Check each line of the records below for the word "Θανάσης" and copy those where it appears.

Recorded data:
::::::::

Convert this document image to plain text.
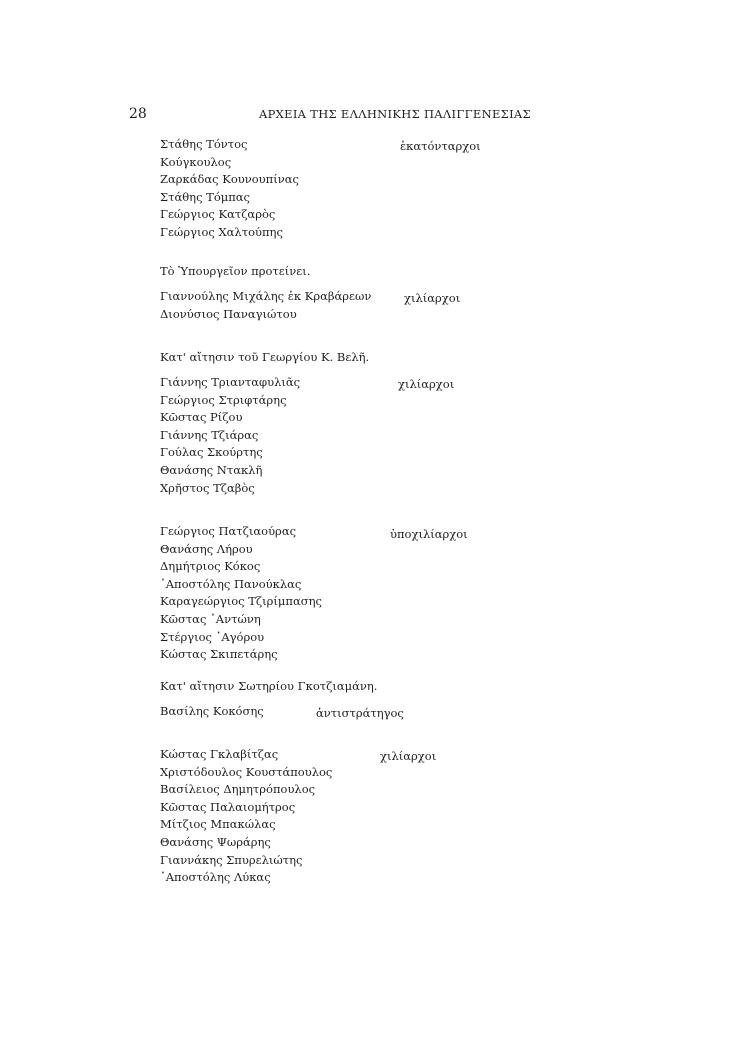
28	ΑΡΧΕΙΑ ΤΗΣ ΕΛΛΗΝΙΚΗΣ ΠΑΛΙΓΓΕΝΕΣΙΑΣ
ἑκατόνταρχοι
Στάθης Τόντος
Κούγκουλος
Ζαρκάδας Κουνουπίνας
Στάθης Τόμπας
Γεώργιος Κατζαρὸς
Γεώργιος Χαλτούπης
Τὸ Ὑπουργεῖον προτείνει.
χιλίαρχοι
Γιαννούλης Μιχάλης ἐκ Κραβάρεων
Διονύσιος Παναγιώτου
Κατ' αἴτησιν τοῦ Γεωργίου Κ. Βελῆ.
χιλίαρχοι
Γιάννης Τριανταφυλιᾶς
Γεώργιος Στριφτάρης
Κῶστας Ρίζου
Γιάννης Τζιάρας
Γούλας Σκούρτης
Θανάσης Ντακλῆ
Χρῆστος Τζαβὸς
ὑποχιλίαρχοι
Γεώργιος Πατζιαούρας
Θανάσης Λήρου
Δημήτριος Κόκος
᾿Αποστόλης Πανούκλας
Καραγεώργιος Τζιρίμπασης
Κῶστας ᾿Αντώνη
Στέργιος ᾿Αγόρου
Κώστας Σκιπετάρης
Κατ' αἴτησιν Σωτηρίου Γκοτζιαμάνη.
ἀντιστράτηγος
Βασίλης Κοκόσης
χιλίαρχοι
Κώστας Γκλαβίτζας
Χριστόδουλος Κουστάπουλος
Βασίλειος Δημητρόπουλος
Κῶστας Παλαιομήτρος
Μίτζιος Μπακώλας
Θανάσης Ψωράρης
Γιαννάκης Σπυρελιώτης
᾿Αποστόλης Λύκας
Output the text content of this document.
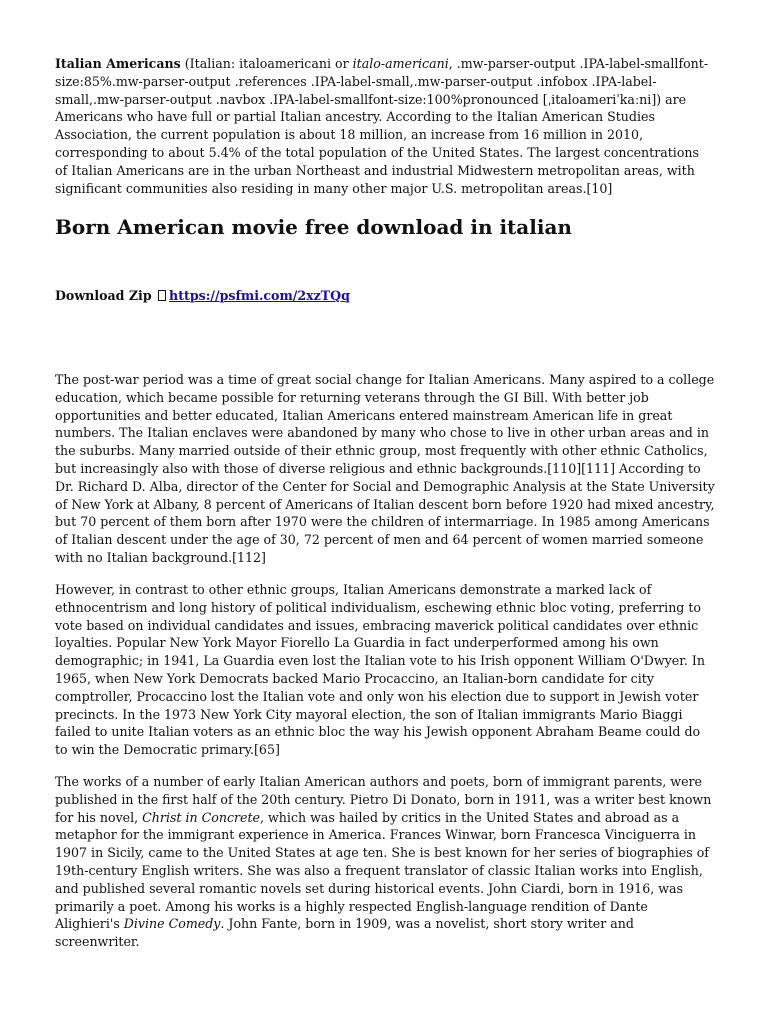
Italian Americans (Italian: italoamericani or italo-americani, .mw-parser-output .IPA-label-smallfont-size:85%.mw-parser-output .references .IPA-label-small,.mw-parser-output .infobox .IPA-label-small,.mw-parser-output .navbox .IPA-label-smallfont-size:100%pronounced [ˌitaloameriˈkaːni]) are Americans who have full or partial Italian ancestry. According to the Italian American Studies Association, the current population is about 18 million, an increase from 16 million in 2010, corresponding to about 5.4% of the total population of the United States. The largest concentrations of Italian Americans are in the urban Northeast and industrial Midwestern metropolitan areas, with significant communities also residing in many other major U.S. metropolitan areas.[10]

Born American movie free download in italian
Download Zip https://psfmi.com/2xzTQq

The post-war period was a time of great social change for Italian Americans. Many aspired to a college education, which became possible for returning veterans through the GI Bill. With better job opportunities and better educated, Italian Americans entered mainstream American life in great numbers. The Italian enclaves were abandoned by many who chose to live in other urban areas and in the suburbs. Many married outside of their ethnic group, most frequently with other ethnic Catholics, but increasingly also with those of diverse religious and ethnic backgrounds.[110][111] According to Dr. Richard D. Alba, director of the Center for Social and Demographic Analysis at the State University of New York at Albany, 8 percent of Americans of Italian descent born before 1920 had mixed ancestry, but 70 percent of them born after 1970 were the children of intermarriage. In 1985 among Americans of Italian descent under the age of 30, 72 percent of men and 64 percent of women married someone with no Italian background.[112]

However, in contrast to other ethnic groups, Italian Americans demonstrate a marked lack of ethnocentrism and long history of political individualism, eschewing ethnic bloc voting, preferring to vote based on individual candidates and issues, embracing maverick political candidates over ethnic loyalties. Popular New York Mayor Fiorello La Guardia in fact underperformed among his own demographic; in 1941, La Guardia even lost the Italian vote to his Irish opponent William O'Dwyer. In 1965, when New York Democrats backed Mario Procaccino, an Italian-born candidate for city comptroller, Procaccino lost the Italian vote and only won his election due to support in Jewish voter precincts. In the 1973 New York City mayoral election, the son of Italian immigrants Mario Biaggi failed to unite Italian voters as an ethnic bloc the way his Jewish opponent Abraham Beame could do to win the Democratic primary.[65]

The works of a number of early Italian American authors and poets, born of immigrant parents, were published in the first half of the 20th century. Pietro Di Donato, born in 1911, was a writer best known for his novel, Christ in Concrete, which was hailed by critics in the United States and abroad as a metaphor for the immigrant experience in America. Frances Winwar, born Francesca Vinciguerra in 1907 in Sicily, came to the United States at age ten. She is best known for her series of biographies of 19th-century English writers. She was also a frequent translator of classic Italian works into English, and published several romantic novels set during historical events. John Ciardi, born in 1916, was primarily a poet. Among his works is a highly respected English-language rendition of Dante Alighieri's Divine Comedy. John Fante, born in 1909, was a novelist, short story writer and screenwriter.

::::::::

▸ ANSWER:
Θανάσης Ντακλῆ
Θανάσης Λήρου
Θανάσης Ψωράρης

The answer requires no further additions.